Nothing should be left out: output all of the entries exactly.

## [Data listing]
-=-=-=-=-

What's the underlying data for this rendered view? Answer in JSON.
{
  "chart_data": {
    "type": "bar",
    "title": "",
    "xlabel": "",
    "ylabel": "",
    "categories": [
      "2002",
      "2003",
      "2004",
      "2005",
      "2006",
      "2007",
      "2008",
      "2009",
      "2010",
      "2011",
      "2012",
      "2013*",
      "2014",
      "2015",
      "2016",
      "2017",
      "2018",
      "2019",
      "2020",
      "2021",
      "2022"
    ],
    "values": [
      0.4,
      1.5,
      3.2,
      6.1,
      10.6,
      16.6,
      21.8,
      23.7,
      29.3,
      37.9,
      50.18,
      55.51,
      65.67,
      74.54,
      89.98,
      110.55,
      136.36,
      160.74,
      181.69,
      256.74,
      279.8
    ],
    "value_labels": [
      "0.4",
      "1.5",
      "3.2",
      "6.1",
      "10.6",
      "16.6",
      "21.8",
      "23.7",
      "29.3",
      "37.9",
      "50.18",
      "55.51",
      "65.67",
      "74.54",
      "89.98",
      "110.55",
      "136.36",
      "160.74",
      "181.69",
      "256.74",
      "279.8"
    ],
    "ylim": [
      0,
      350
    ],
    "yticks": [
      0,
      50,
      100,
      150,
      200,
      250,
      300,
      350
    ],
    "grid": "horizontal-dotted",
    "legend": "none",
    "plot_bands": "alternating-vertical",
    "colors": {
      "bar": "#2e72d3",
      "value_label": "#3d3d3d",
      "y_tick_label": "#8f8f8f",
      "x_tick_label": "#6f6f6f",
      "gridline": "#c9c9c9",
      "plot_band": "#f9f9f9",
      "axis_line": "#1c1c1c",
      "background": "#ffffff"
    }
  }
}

-=-=-=-=-

## [Response to the task]
What's the underlying data for this rendered view? Answer in JSON.
{
  "chart_data": {
    "type": "bar",
    "title": "",
    "xlabel": "",
    "ylabel": "",
    "categories": [
      "2002",
      "2003",
      "2004",
      "2005",
      "2006",
      "2007",
      "2008",
      "2009",
      "2010",
      "2011",
      "2012",
      "2013*",
      "2014",
      "2015",
      "2016",
      "2017",
      "2018",
      "2019",
      "2020",
      "2021",
      "2022"
    ],
    "values": [
      0.4,
      1.5,
      3.2,
      6.1,
      10.6,
      16.6,
      21.8,
      23.7,
      29.3,
      37.9,
      50.18,
      55.51,
      65.67,
      74.54,
      89.98,
      110.55,
      136.36,
      160.74,
      181.69,
      256.74,
      279.8
    ],
    "value_labels": [
      "0.4",
      "1.5",
      "3.2",
      "6.1",
      "10.6",
      "16.6",
      "21.8",
      "23.7",
      "29.3",
      "37.9",
      "50.18",
      "55.51",
      "65.67",
      "74.54",
      "89.98",
      "110.55",
      "136.36",
      "160.74",
      "181.69",
      "256.74",
      "279.8"
    ],
    "ylim": [
      0,
      350
    ],
    "yticks": [
      0,
      50,
      100,
      150,
      200,
      250,
      300,
      350
    ],
    "grid": "horizontal-dotted",
    "legend": "none",
    "plot_bands": "alternating-vertical",
    "colors": {
      "bar": "#2e72d3",
      "value_label": "#3d3d3d",
      "y_tick_label": "#8f8f8f",
      "x_tick_label": "#6f6f6f",
      "gridline": "#c9c9c9",
      "plot_band": "#f9f9f9",
      "axis_line": "#1c1c1c",
      "background": "#ffffff"
    }
  }
}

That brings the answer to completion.